— Begin DATA ROWS —
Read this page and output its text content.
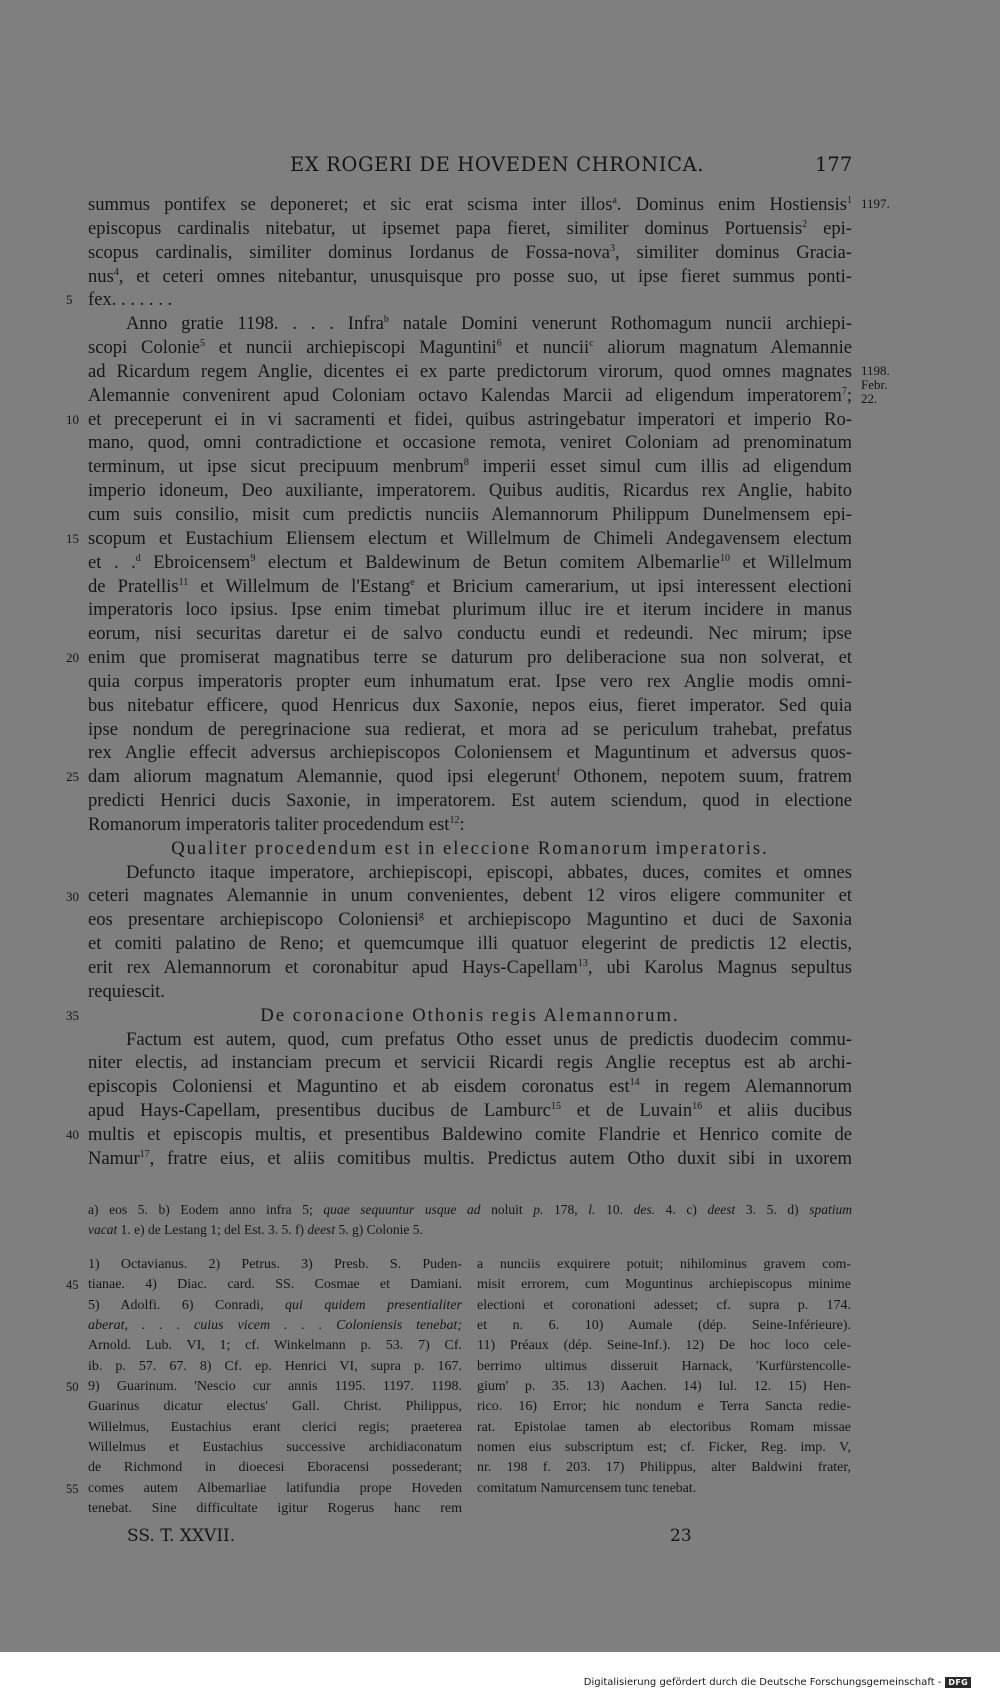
EX ROGERI DE HOVEDEN CHRONICA.	177
summus pontifex se deponeret; et sic erat scisma inter illos$^a$. Dominus enim Hostiensis$^1$
episcopus cardinalis nitebatur, ut ipsemet papa fieret, similiter dominus Portuensis$^2$ epi-
scopus cardinalis, similiter dominus Iordanus de Fossa-nova$^3$, similiter dominus Gracia-
nus$^4$, et ceteri omnes nitebantur, unusquisque pro posse suo, ut ipse fieret summus ponti-
fex. . . . . . .
Anno gratie 1198. . . . Infra$^b$ natale Domini venerunt Rothomagum nuncii archiepi-
scopi Colonie$^5$ et nuncii archiepiscopi Maguntini$^6$ et nuncii$^c$ aliorum magnatum Alemannie
ad Ricardum regem Anglie, dicentes ei ex parte predictorum virorum, quod omnes magnates
Alemannie convenirent apud Coloniam octavo Kalendas Marcii ad eligendum imperatorem$^7$;
et preceperunt ei in vi sacramenti et fidei, quibus astringebatur imperatori et imperio Ro-
mano, quod, omni contradictione et occasione remota, veniret Coloniam ad prenominatum
terminum, ut ipse sicut precipuum menbrum$^8$ imperii esset simul cum illis ad eligendum
imperio idoneum, Deo auxiliante, imperatorem. Quibus auditis, Ricardus rex Anglie, habito
cum suis consilio, misit cum predictis nunciis Alemannorum Philippum Dunelmensem epi-
scopum et Eustachium Eliensem electum et Willelmum de Chimeli Andegavensem electum
et . .$^d$ Ebroicensem$^9$ electum et Baldewinum de Betun comitem Albemarlie$^{10}$ et Willelmum
de Pratellis$^{11}$ et Willelmum de l'Estang$^e$ et Bricium camerarium, ut ipsi interessent electioni
imperatoris loco ipsius. Ipse enim timebat plurimum illuc ire et iterum incidere in manus
eorum, nisi securitas daretur ei de salvo conductu eundi et redeundi. Nec mirum; ipse
enim que promiserat magnatibus terre se daturum pro deliberacione sua non solverat, et
quia corpus imperatoris propter eum inhumatum erat. Ipse vero rex Anglie modis omni-
bus nitebatur efficere, quod Henricus dux Saxonie, nepos eius, fieret imperator. Sed quia
ipse nondum de peregrinacione sua redierat, et mora ad se periculum trahebat, prefatus
rex Anglie effecit adversus archiepiscopos Coloniensem et Maguntinum et adversus quos-
dam aliorum magnatum Alemannie, quod ipsi elegerunt$^f$ Othonem, nepotem suum, fratrem
predicti Henrici ducis Saxonie, in imperatorem. Est autem sciendum, quod in electione
Romanorum imperatoris taliter procedendum est$^{12}$:
Qualiter procedendum est in eleccione Romanorum imperatoris.
Defuncto itaque imperatore, archiepiscopi, episcopi, abbates, duces, comites et omnes
ceteri magnates Alemannie in unum convenientes, debent 12 viros eligere communiter et
eos presentare archiepiscopo Coloniensi$^g$ et archiepiscopo Maguntino et duci de Saxonia
et comiti palatino de Reno; et quemcumque illi quatuor elegerint de predictis 12 electis,
erit rex Alemannorum et coronabitur apud Hays-Capellam$^{13}$, ubi Karolus Magnus sepultus
requiescit.
De coronacione Othonis regis Alemannorum.
Factum est autem, quod, cum prefatus Otho esset unus de predictis duodecim commu-
niter electis, ad instanciam precum et servicii Ricardi regis Anglie receptus est ab archi-
episcopis Coloniensi et Maguntino et ab eisdem coronatus est$^{14}$ in regem Alemannorum
apud Hays-Capellam, presentibus ducibus de Lamburc$^{15}$ et de Luvain$^{16}$ et aliis ducibus
multis et episcopis multis, et presentibus Baldewino comite Flandrie et Henrico comite de
Namur$^{17}$, fratre eius, et aliis comitibus multis. Predictus autem Otho duxit sibi in uxorem
5
10
15
20
25
30
35
40
1197.
1198. Febr. 22.
a) eos 5. b) Eodem anno infra 5; quae sequuntur usque ad noluit p. 178, l. 10. des. 4. c) deest 3. 5. d) spatium
vacat 1. e) de Lestang 1; del Est. 3. 5. f) deest 5. g) Colonie 5.
1) Octavianus. 2) Petrus. 3) Presb. S. Puden-
tianae. 4) Diac. card. SS. Cosmae et Damiani.
5) Adolfi. 6) Conradi, qui quidem presentialiter
aberat, . . . cuius vicem . . . Coloniensis tenebat;
Arnold. Lub. VI, 1; cf. Winkelmann p. 53. 7) Cf.
ib. p. 57. 67. 8) Cf. ep. Henrici VI, supra p. 167.
9) Guarinum. 'Nescio cur annis 1195. 1197. 1198.
Guarinus dicatur electus' Gall. Christ. Philippus,
Willelmus, Eustachius erant clerici regis; praeterea
Willelmus et Eustachius successive archidiaconatum
de Richmond in dioecesi Eboracensi possederant;
comes autem Albemarliae latifundia prope Hoveden
tenebat. Sine difficultate igitur Rogerus hanc rem
a nunciis exquirere potuit; nihilominus gravem com-
misit errorem, cum Moguntinus archiepiscopus minime
electioni et coronationi adesset; cf. supra p. 174.
et n. 6. 10) Aumale (dép. Seine-Inférieure).
11) Préaux (dép. Seine-Inf.). 12) De hoc loco cele-
berrimo ultimus disseruit Harnack, 'Kurfürstencolle-
gium' p. 35. 13) Aachen. 14) Iul. 12. 15) Hen-
rico. 16) Error; hic nondum e Terra Sancta redie-
rat. Epistolae tamen ab electoribus Romam missae
nomen eius subscriptum est; cf. Ficker, Reg. imp. V,
nr. 198 f. 203. 17) Philippus, alter Baldwini frater,
comitatum Namurcensem tunc tenebat.
45
50
55
SS. T. XXVII.	23
Digitalisierung gefördert durch die Deutsche Forschungsgemeinschaft - DFG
— End DATA ROWS —
## AIM OF THE TASK:
Extract all lines containing the word "imperio".

## WRITTEN SOLUTION:
et preceperunt ei in vi sacramenti et fidei, quibus astringebatur imperatori et imperio Ro-
imperio idoneum, Deo auxiliante, imperatorem. Quibus auditis, Ricardus rex Anglie, habito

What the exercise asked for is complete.